▽
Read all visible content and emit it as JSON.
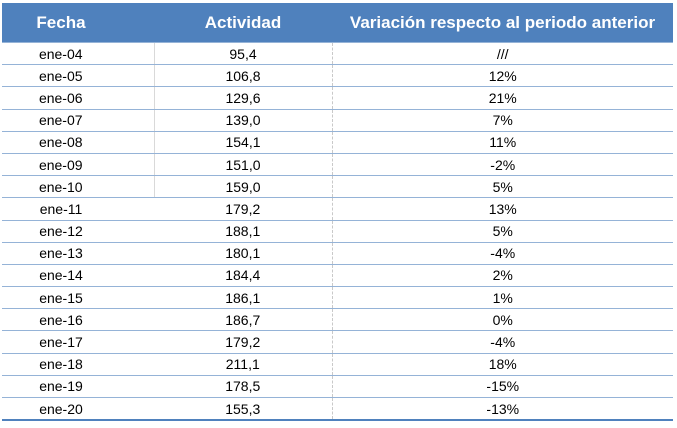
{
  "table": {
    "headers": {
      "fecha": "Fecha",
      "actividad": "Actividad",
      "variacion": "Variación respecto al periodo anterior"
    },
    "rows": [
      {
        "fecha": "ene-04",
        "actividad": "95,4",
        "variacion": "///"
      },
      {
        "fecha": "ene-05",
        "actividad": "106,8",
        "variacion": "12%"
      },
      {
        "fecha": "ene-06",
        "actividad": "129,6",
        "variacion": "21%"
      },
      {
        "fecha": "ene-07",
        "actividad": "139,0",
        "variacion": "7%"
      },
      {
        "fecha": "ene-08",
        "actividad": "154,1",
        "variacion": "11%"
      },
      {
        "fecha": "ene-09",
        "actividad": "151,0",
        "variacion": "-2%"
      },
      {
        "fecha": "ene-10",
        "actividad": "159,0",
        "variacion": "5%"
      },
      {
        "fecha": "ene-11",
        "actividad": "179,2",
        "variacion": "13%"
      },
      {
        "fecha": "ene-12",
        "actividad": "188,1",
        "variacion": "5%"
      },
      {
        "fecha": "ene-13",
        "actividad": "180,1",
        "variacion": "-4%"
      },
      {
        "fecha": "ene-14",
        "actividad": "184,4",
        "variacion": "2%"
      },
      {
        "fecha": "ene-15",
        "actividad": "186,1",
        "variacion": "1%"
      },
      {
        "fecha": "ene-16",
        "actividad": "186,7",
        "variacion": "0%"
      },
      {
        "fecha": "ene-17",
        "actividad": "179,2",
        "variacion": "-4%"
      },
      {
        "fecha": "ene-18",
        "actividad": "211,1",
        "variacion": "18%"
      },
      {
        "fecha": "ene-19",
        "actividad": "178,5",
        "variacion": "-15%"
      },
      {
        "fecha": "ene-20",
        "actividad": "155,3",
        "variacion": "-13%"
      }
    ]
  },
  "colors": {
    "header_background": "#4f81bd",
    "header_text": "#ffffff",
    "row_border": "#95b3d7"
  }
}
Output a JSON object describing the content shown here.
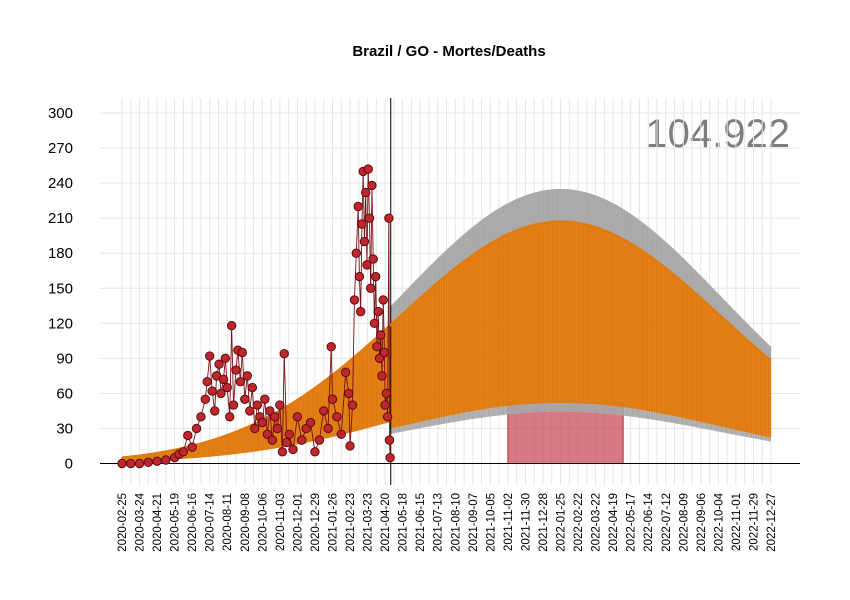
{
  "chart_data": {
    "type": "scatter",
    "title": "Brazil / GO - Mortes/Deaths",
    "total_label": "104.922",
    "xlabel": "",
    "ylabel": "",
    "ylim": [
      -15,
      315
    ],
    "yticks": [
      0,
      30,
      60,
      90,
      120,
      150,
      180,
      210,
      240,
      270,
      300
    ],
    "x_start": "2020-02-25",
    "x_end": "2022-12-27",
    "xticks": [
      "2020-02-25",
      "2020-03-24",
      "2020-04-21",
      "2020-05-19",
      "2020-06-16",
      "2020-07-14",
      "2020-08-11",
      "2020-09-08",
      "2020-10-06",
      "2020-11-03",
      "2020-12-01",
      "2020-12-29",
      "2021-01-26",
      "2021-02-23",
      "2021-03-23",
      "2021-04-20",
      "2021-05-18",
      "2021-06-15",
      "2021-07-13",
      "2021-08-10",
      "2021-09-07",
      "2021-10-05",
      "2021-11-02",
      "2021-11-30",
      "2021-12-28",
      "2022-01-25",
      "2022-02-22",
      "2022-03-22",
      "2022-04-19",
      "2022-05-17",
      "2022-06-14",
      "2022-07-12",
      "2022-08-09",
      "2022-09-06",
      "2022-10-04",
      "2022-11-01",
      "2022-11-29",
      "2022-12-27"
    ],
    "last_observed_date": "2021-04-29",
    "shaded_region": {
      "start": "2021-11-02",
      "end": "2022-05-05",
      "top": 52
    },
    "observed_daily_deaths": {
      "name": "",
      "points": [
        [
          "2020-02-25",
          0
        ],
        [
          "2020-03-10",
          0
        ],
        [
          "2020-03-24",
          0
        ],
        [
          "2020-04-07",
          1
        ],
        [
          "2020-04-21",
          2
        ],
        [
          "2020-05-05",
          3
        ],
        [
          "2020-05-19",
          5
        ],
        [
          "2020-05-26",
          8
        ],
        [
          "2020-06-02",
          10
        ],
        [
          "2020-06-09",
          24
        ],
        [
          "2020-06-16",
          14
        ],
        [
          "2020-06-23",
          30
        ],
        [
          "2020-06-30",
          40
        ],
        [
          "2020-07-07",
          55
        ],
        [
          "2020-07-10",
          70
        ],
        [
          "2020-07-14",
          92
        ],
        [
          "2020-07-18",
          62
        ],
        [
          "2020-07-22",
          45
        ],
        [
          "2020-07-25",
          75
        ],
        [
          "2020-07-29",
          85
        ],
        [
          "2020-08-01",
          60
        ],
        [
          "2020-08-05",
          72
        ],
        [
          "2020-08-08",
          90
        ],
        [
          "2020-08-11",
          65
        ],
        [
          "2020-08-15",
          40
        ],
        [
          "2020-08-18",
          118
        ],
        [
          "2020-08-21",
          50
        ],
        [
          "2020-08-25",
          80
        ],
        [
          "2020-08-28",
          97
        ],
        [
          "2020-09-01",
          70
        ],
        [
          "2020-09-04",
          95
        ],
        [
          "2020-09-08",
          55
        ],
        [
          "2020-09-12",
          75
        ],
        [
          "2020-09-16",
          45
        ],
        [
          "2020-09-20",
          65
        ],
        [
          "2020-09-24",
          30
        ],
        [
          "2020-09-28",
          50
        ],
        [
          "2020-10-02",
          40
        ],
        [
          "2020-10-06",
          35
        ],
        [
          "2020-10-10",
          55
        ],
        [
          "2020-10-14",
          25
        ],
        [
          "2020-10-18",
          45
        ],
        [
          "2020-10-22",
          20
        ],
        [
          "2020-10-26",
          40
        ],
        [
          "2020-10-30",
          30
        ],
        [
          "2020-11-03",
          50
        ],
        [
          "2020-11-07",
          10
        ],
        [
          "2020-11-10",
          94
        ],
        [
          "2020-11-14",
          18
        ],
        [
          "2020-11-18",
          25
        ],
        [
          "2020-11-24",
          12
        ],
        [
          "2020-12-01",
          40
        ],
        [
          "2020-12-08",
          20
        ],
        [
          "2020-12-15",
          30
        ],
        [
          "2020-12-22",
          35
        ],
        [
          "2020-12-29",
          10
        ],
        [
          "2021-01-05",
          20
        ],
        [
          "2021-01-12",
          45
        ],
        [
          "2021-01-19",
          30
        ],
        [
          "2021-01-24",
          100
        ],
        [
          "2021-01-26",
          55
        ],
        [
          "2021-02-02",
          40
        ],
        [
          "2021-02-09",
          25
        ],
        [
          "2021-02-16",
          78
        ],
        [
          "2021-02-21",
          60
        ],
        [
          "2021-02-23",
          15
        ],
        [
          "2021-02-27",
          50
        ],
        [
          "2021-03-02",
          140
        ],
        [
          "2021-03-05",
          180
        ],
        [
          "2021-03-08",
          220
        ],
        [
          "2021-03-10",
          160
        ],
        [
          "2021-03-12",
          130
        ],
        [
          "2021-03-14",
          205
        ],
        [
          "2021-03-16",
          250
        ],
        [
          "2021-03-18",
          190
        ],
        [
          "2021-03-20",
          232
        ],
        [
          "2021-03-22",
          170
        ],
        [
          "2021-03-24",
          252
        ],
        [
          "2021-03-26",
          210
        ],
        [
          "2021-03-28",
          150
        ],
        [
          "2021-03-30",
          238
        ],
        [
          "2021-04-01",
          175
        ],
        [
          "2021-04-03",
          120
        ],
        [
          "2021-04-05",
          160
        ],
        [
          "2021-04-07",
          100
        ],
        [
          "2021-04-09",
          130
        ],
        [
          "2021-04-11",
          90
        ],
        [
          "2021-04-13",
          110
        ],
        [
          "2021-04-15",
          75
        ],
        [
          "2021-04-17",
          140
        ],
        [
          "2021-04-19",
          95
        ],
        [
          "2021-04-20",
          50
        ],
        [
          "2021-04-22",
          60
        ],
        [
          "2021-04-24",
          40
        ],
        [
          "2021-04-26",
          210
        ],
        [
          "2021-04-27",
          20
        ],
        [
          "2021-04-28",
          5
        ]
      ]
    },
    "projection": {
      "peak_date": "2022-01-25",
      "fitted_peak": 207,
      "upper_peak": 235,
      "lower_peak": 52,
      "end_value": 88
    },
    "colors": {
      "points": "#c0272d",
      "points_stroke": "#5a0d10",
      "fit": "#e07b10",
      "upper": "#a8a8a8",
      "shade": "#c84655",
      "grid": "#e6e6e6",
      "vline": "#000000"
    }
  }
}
△
Scan the entries above and work out how many lines include the word "content"; the reply is that number alone.

2